[Figure collection entries]
....................
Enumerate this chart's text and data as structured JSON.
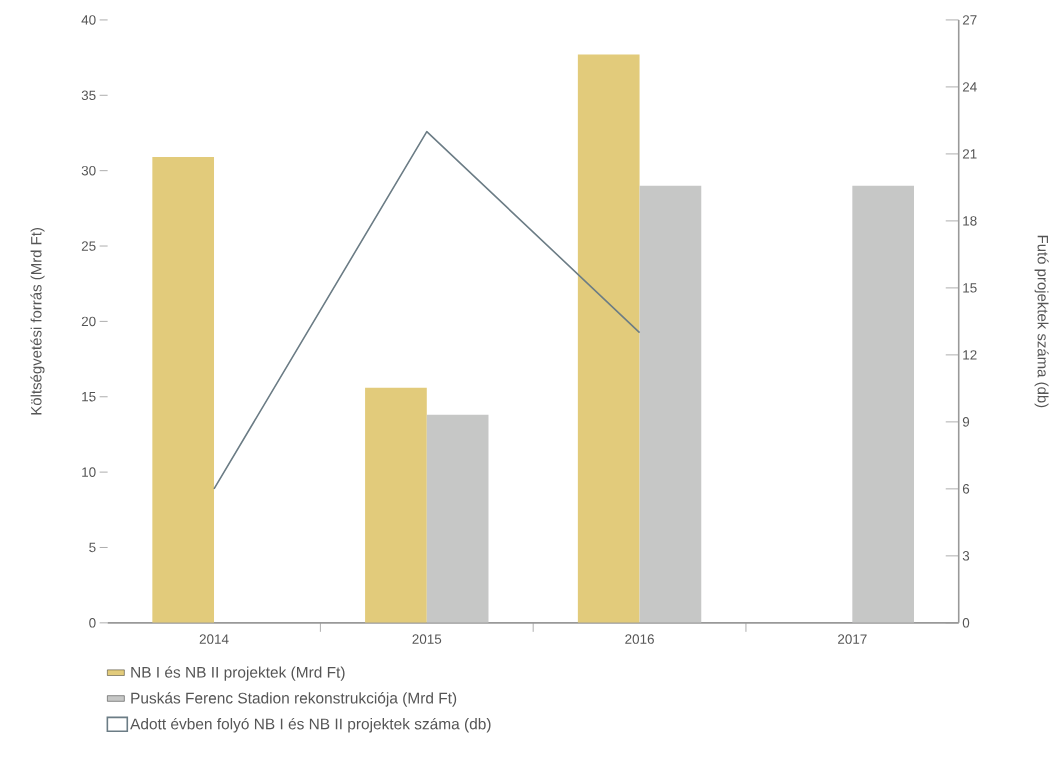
{
  "chart_data": {
    "type": "bar",
    "categories": [
      "2014",
      "2015",
      "2016",
      "2017"
    ],
    "ylabel": "Költségvetési forrás (Mrd Ft)",
    "y2label": "Futó projektek száma (db)",
    "series": [
      {
        "name": "NB I és NB II projektek (Mrd Ft)",
        "color": "#e2cb7b",
        "values": [
          30.9,
          15.6,
          37.7,
          null
        ]
      },
      {
        "name": "Puskás Ferenc Stadion rekonstrukciója (Mrd Ft)",
        "color": "#c6c7c6",
        "values": [
          null,
          13.8,
          29.0,
          29.0
        ]
      },
      {
        "name": "Adott évben folyó NB I és NB II projektek száma (db)",
        "type": "line",
        "axis": "y2",
        "color": "#6b7c85",
        "values": [
          6,
          22,
          13,
          null
        ]
      }
    ],
    "ylim": [
      0,
      40
    ],
    "yticks": [
      0,
      5,
      10,
      15,
      20,
      25,
      30,
      35,
      40
    ],
    "y2lim": [
      0,
      27
    ],
    "y2ticks": [
      0,
      3,
      6,
      9,
      12,
      15,
      18,
      21,
      24,
      27
    ],
    "legend": "bottom",
    "marker": "none",
    "line_style": "solid"
  }
}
....................
= Your goal =
Transcribe the whole listing, character for character, but not its images.

= Exercise output =
Enumerate this chart's text and data as structured JSON.
{
  "chart_data": {
    "type": "bar",
    "categories": [
      "2014",
      "2015",
      "2016",
      "2017"
    ],
    "ylabel": "Költségvetési forrás (Mrd Ft)",
    "y2label": "Futó projektek száma (db)",
    "series": [
      {
        "name": "NB I és NB II projektek (Mrd Ft)",
        "color": "#e2cb7b",
        "values": [
          30.9,
          15.6,
          37.7,
          null
        ]
      },
      {
        "name": "Puskás Ferenc Stadion rekonstrukciója (Mrd Ft)",
        "color": "#c6c7c6",
        "values": [
          null,
          13.8,
          29.0,
          29.0
        ]
      },
      {
        "name": "Adott évben folyó NB I és NB II projektek száma (db)",
        "type": "line",
        "axis": "y2",
        "color": "#6b7c85",
        "values": [
          6,
          22,
          13,
          null
        ]
      }
    ],
    "ylim": [
      0,
      40
    ],
    "yticks": [
      0,
      5,
      10,
      15,
      20,
      25,
      30,
      35,
      40
    ],
    "y2lim": [
      0,
      27
    ],
    "y2ticks": [
      0,
      3,
      6,
      9,
      12,
      15,
      18,
      21,
      24,
      27
    ],
    "legend": "bottom",
    "marker": "none",
    "line_style": "solid"
  }
}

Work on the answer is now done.